Excerpted passage:
=== Begin Enclosure ===

As presented in Table 2, the lack of high inter-study heterogeneity (I2 = 26.0%, Pheterogeneity = 0.182) resulted in using a fixed-effect model for the carrier G vs. A model, whereas a random-effect model was applied for the others. Upon the pooling analysis of thirteen studies (1332 cases /5428 controls) of the overall population, we failed to observe a significant difference between pneumonia cases and negative controls under the allelic G vs. A, carrier G vs. A, GG vs. AA, AG vs. AA, AG + GG vs. AA, or GG vs. AA+AG models (Table 3, all Passociation > 0.05; Bonferroni-Passociation > 0.05; FDR-Passociation > 0.05). Next, we conducted a series of subgroup analyses by race or control source under the six genetic models. As shown in Table 3, we observed similar negative results in all subgroups (all Passociation > 0.05, Bonferroni-Passociation > 0.05; FDR-Passociation > 0.05), except in the subgroup analysis of “HB” under the AG vs. AA model (Passociation = 0.023, Bonferroni-Passociation = 0.138; FDR-Passociation = 0.1380). Fig. 2 shows the forest plot data under the allelic model (as an example). These findings showed that FCGR2A rs1801274 may not be strongly associated with overall pneumonia susceptibility.
For the pooling analysis of MUC5B rs35705950, we included a total of thirty-one studies with 5644 cases and 14,624 controls (Table 4) in the overall population. The lack of high inter-study heterogeneity led to using a fixed-effect model for the carrier G vs. A model (Table 2, I2 = 0.7%, Pheterogeneity = 0.449), TT vs. GG (I2 = 0.0%, Pheterogeneity = 0.870), and TT vs. GG + GT (I2 = 0.0%, Pheterogeneity = 0.959), but a random-effect model was used for the others. The pooling results in Table 4 show a significant association between MUC5B rs35705950 and high susceptibility to pneumonia in the overall population under the genetic models of allelic T vs. G (OR = 3.78), carrier T vs. G (OR = 3.31), TT vs. GG (OR = 13.66), GT vs. GG (OR = 4.78), GT + TT vs. GG (OR = 5.05), and TT vs. GG + GT (OR = 6.47) (all Passociation < 0.001, Bonferroni-Passociation < 0.006; FDR-Passociation < 0.0010). Subsequently, we observed similar positive correlations in the followed subgroup analyses of “Caucasian”, “PB”, and “IPF” under all genetic models (Table 4, OR > 3, Passociation < 0.01, Bonferroni-Passociation < 0.006; FDR-Passociation < 0.0010). In the “NSIP” subgroup, we detected positive results under the allelic (Table 4, OR = 3.01), carrier (OR = 2.66), and GT + TT vs. GG (OR = 3.19) (Passociation < 0.001, Bonferroni-Passociation < 0.006; FDR-Passociation < 0.0015). In the “Asian” subgroup, we also observed a positive association between MUC5B rs35705950 and the high risk of pneumonia under the genetic models of allelic T vs. G (OR = 2.76), carrier T vs. G (OR = 2.47), GT vs. GG (OR = 2.78), and GT + TT vs. GG (OR = 2.78) (all Passociation < 0.001, Bonferroni-Passociation < 0.006; FDR-Passociation < 0.0010). Furthermore, based on the applicable conditions of FPRP [31, 32], we applied FPRP analysis for the data of the “Asian” subgroup. As shown in Additional file 1: Table S4, the observed FPRP values under the prior probability level of 0.1 were all less than 0.20, confirming notable associations. Forest plots of the subgroup analyses are presented in Figs. 3 and 4 and Additional file 2: Figures S1-S6. The above evidence demonstrated that MUC5B rs35705950 is closely linked to a high susceptibility to pneumonia diseases, especially to idiopathic pulmonary fibrosis, in the Asian and Caucasian populations.

=== End Enclosure ===

Data for recognizing document structure
=== Begin Enclosure ===

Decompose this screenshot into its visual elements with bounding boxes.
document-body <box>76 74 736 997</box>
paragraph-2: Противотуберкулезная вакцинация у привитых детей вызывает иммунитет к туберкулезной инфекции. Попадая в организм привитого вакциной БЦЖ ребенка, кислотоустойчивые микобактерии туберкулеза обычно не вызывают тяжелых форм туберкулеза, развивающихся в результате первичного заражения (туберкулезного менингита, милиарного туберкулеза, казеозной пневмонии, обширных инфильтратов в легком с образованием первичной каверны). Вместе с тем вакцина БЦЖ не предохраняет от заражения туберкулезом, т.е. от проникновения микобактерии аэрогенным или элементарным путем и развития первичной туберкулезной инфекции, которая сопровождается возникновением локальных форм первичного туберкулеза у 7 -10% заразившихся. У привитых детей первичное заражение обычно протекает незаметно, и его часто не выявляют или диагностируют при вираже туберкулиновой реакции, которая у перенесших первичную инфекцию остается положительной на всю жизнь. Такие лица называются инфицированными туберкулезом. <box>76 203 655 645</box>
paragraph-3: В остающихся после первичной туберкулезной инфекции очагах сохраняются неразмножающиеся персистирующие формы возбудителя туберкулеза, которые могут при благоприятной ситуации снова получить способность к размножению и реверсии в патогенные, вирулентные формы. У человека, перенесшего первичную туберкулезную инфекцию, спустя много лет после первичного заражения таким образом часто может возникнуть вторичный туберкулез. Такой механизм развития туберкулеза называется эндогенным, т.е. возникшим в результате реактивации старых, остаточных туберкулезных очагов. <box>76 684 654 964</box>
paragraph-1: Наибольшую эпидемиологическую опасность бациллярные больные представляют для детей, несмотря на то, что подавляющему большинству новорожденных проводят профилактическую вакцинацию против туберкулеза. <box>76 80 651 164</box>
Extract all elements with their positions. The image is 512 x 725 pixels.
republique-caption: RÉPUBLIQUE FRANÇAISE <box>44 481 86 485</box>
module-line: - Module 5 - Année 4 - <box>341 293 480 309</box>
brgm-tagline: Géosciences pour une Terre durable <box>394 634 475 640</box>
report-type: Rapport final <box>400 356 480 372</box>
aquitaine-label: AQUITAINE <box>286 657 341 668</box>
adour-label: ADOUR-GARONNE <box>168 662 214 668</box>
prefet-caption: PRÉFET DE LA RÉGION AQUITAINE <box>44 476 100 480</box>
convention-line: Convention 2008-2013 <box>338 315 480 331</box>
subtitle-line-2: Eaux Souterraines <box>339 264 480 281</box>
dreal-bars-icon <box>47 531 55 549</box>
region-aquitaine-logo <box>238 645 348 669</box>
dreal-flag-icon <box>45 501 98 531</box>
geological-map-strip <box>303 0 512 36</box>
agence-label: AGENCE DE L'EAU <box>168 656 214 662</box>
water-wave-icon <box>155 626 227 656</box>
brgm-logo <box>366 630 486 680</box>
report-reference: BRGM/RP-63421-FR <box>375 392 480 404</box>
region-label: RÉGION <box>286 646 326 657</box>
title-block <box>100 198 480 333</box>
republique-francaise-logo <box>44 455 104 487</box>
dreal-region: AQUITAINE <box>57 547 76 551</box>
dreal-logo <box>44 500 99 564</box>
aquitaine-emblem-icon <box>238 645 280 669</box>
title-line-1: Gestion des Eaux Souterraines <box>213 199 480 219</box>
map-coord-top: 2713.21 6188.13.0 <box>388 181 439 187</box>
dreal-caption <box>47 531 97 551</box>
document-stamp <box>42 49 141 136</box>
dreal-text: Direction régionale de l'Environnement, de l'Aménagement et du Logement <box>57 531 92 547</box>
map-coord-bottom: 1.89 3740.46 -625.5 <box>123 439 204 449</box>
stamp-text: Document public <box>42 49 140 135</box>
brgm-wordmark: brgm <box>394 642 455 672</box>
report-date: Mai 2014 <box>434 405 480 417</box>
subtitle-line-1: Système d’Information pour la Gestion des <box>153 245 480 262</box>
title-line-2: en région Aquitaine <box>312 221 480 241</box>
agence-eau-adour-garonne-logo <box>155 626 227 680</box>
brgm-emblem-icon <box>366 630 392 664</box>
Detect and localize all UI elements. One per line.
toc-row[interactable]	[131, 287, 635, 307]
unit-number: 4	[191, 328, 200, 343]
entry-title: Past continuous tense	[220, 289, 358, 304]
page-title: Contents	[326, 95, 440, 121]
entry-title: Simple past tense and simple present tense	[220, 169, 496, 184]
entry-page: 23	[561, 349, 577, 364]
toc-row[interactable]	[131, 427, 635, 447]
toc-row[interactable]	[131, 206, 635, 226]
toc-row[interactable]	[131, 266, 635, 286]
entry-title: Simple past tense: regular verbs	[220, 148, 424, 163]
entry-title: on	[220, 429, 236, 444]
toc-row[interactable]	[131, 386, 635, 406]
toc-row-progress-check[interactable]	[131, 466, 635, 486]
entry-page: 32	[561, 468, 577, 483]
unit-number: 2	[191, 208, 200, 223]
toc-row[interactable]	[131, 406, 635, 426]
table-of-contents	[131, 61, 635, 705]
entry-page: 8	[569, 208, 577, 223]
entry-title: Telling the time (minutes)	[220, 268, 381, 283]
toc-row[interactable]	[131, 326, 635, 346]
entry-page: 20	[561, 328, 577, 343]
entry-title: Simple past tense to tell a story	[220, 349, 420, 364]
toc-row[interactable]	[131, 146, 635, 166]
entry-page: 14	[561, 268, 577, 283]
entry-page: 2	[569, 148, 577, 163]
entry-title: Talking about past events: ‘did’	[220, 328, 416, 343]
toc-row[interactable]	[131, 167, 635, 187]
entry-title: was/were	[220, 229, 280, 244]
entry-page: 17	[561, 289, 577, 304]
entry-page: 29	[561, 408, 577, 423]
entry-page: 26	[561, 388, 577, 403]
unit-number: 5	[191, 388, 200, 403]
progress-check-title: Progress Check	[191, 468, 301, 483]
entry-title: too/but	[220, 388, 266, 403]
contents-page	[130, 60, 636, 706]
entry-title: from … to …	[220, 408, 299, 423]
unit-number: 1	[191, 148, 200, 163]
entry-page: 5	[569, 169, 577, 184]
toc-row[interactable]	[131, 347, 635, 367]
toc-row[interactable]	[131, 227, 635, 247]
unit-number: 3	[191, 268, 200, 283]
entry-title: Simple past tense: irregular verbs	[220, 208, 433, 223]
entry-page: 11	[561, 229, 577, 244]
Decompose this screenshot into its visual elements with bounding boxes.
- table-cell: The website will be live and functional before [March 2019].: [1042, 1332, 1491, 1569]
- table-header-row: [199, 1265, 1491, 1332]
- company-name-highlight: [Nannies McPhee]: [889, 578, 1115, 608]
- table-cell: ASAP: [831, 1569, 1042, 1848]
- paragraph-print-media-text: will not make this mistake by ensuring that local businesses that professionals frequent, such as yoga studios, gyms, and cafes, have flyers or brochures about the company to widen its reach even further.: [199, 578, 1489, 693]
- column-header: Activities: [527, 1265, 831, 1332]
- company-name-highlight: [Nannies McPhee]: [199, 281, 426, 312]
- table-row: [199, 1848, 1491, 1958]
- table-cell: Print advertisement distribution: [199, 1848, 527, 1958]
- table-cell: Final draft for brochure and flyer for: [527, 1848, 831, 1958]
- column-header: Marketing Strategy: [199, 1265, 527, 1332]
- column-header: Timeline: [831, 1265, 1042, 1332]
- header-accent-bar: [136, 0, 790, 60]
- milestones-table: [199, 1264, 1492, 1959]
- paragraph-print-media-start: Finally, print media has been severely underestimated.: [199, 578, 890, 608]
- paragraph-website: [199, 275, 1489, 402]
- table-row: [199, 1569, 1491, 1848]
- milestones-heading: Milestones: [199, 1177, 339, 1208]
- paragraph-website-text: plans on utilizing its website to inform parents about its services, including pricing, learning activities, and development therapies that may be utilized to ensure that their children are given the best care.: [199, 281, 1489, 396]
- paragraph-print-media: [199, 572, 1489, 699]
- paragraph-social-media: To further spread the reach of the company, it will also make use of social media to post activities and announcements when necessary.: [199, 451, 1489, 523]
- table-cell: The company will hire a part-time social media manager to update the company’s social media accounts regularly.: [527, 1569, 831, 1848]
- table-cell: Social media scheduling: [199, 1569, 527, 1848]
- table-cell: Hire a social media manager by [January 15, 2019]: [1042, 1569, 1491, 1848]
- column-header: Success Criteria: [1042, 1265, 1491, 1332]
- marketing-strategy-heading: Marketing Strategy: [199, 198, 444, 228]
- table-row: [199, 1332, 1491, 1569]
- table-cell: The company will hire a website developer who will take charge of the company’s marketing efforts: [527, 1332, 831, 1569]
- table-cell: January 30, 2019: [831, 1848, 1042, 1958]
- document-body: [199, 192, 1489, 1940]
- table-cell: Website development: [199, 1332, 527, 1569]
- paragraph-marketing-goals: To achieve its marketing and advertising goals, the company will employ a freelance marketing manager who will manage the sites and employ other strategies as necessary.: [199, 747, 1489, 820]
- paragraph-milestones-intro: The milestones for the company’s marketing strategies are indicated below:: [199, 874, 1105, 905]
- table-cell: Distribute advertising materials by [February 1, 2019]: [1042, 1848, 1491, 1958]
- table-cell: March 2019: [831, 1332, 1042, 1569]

=== End Enclosure ===

Actions to take:
1/ In the passage on gene variants and pneumonia risk, why was a fixed-effect model used for the carrier G vs. A model in the FCGR2A rs1801274 analysis? Answer in one to three sentences.
2/ Pick up the passage on gene variants and pneumonia risk after its final sentence and continue it.

Your written answers:
1/ A fixed-effect model was used because there was no high inter-study heterogeneity for that model (I2 = 26.0%, Pheterogeneity = 0.182). A random-effect model was applied to the other models.

2/
As shown in Table 2, we did not observe a large publication bias among the comparisons, as evidenced by PBegg > 0.05 and PEgger > 0.05 for all models except the Egger test under GT vs. GG (PEgger = 0.002) and GT + TT vs. GG (PEgger = 0.002) for MUC5B rs35705950. Fig. 5a and Additional file 2: Figure S7a display the Begg test plot under the allelic model (as an example).
Sensitivity and TSA data
We observed relatively stable pooling data in the sensitivity analyses of FCGR2A rs1801274 (e.g., Additional file 2: Figure S7b for the allelic model). However, our TSA test data (Figure S8) showed that the cumulative Z-curve did not totally reach the conventional boundary and required information size, suggesting the requirement for a larger sample size to confirm the negative association between FCGR2A rs1801274 and pneumonia risk.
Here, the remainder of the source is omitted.